"""

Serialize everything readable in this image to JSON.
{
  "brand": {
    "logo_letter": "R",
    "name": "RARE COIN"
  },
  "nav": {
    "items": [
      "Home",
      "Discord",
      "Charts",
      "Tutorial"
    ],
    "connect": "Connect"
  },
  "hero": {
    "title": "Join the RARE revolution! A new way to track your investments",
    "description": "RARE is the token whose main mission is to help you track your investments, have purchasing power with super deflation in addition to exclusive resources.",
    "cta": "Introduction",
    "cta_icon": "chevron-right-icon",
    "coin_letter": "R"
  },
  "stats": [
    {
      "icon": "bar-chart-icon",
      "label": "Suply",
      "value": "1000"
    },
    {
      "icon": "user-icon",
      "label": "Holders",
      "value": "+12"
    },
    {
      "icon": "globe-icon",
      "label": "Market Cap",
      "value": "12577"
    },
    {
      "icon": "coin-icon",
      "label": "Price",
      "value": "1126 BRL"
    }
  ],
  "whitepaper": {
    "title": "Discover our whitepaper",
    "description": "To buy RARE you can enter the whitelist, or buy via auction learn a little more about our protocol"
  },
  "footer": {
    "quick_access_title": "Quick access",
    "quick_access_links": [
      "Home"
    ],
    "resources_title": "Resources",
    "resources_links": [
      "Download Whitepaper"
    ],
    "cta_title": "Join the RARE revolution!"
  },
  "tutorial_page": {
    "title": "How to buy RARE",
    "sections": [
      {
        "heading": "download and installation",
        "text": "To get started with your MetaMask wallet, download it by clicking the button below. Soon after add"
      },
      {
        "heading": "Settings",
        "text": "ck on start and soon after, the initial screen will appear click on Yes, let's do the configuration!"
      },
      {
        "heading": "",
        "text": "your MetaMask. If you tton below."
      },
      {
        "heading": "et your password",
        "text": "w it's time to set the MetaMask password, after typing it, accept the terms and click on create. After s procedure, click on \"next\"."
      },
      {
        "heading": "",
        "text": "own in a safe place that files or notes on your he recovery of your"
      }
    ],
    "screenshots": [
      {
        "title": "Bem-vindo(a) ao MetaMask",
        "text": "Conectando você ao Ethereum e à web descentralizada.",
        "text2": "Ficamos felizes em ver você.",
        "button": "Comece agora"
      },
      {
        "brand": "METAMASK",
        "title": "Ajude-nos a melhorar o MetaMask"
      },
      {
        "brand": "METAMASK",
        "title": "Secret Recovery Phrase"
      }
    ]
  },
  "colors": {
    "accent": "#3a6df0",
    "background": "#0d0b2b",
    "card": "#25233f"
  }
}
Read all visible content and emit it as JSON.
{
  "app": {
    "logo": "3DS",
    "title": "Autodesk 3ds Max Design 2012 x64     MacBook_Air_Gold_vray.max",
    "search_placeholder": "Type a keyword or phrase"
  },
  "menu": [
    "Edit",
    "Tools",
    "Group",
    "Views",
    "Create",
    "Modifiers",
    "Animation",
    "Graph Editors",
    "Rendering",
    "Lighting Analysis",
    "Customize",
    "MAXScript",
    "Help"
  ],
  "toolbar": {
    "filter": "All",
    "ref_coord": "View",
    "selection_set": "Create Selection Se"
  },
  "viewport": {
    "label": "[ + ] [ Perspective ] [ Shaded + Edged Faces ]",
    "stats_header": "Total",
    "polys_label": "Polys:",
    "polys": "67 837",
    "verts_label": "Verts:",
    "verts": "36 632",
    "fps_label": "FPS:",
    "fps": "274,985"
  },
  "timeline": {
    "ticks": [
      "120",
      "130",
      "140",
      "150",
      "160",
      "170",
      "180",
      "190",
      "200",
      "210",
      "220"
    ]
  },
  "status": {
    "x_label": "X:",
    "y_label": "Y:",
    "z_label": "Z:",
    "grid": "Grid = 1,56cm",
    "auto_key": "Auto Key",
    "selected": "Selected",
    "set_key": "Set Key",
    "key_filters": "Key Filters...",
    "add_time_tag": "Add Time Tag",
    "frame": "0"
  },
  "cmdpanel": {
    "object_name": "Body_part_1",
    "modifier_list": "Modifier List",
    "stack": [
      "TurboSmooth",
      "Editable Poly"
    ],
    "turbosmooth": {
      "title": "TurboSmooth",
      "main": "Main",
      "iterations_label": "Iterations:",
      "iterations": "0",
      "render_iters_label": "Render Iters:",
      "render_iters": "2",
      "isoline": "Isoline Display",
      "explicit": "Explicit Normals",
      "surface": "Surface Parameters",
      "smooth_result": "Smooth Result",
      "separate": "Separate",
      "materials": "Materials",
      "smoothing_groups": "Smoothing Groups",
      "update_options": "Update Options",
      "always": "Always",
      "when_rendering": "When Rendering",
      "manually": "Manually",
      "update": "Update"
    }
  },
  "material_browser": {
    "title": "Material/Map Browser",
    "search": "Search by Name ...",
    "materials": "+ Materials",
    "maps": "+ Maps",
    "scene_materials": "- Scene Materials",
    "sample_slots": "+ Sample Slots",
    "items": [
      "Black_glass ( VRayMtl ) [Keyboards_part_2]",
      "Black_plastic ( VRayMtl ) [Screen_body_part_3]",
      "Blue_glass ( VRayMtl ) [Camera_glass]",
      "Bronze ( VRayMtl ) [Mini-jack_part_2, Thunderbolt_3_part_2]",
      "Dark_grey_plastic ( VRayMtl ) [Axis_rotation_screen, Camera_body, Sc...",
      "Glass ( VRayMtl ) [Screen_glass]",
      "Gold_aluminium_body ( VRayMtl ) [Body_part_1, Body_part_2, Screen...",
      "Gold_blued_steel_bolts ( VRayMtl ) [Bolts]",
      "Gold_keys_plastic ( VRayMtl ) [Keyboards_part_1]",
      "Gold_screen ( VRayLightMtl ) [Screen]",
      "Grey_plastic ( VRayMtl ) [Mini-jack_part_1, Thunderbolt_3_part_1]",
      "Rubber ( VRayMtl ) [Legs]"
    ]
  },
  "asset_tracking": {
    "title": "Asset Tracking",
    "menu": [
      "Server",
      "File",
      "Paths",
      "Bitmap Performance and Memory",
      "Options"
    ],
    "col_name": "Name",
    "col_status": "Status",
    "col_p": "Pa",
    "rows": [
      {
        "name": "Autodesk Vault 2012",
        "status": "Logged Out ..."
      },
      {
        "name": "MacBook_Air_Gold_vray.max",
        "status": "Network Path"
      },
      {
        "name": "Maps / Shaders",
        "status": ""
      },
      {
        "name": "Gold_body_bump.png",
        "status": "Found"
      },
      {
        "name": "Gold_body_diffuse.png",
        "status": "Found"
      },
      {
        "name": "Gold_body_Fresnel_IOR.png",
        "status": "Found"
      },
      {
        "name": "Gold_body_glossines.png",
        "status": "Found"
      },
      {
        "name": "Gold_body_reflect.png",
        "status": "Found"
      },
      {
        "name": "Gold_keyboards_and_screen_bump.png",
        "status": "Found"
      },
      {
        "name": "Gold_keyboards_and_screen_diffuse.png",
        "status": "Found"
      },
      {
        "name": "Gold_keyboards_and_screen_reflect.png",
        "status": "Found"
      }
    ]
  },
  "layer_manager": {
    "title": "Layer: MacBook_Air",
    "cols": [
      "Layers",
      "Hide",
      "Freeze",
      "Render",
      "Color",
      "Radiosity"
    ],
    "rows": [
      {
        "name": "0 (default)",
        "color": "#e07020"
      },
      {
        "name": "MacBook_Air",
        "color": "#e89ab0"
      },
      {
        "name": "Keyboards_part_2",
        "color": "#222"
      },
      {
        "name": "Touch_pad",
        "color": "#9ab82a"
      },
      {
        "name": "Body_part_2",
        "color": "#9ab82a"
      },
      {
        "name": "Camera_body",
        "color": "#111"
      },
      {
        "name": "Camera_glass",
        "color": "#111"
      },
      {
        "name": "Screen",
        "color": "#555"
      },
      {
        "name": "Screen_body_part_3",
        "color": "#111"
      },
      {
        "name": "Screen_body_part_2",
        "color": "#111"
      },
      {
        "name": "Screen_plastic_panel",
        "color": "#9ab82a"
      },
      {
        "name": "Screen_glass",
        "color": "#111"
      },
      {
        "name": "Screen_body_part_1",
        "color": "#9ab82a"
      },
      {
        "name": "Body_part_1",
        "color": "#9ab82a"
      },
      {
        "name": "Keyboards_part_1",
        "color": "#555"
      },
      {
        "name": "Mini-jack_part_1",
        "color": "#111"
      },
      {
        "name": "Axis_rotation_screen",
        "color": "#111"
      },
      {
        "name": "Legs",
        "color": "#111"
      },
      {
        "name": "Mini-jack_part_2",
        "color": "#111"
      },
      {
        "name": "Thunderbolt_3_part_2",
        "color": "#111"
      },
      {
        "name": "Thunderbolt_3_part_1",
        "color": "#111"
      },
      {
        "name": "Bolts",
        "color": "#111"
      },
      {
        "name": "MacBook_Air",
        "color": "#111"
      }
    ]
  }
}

"""

Task to complete
Which lines hold the word "Join"? Copy all of them.

Result of this exercise
    "title": "Join the RARE revolution! A new way to track your investments",
    "cta_title": "Join the RARE revolution!"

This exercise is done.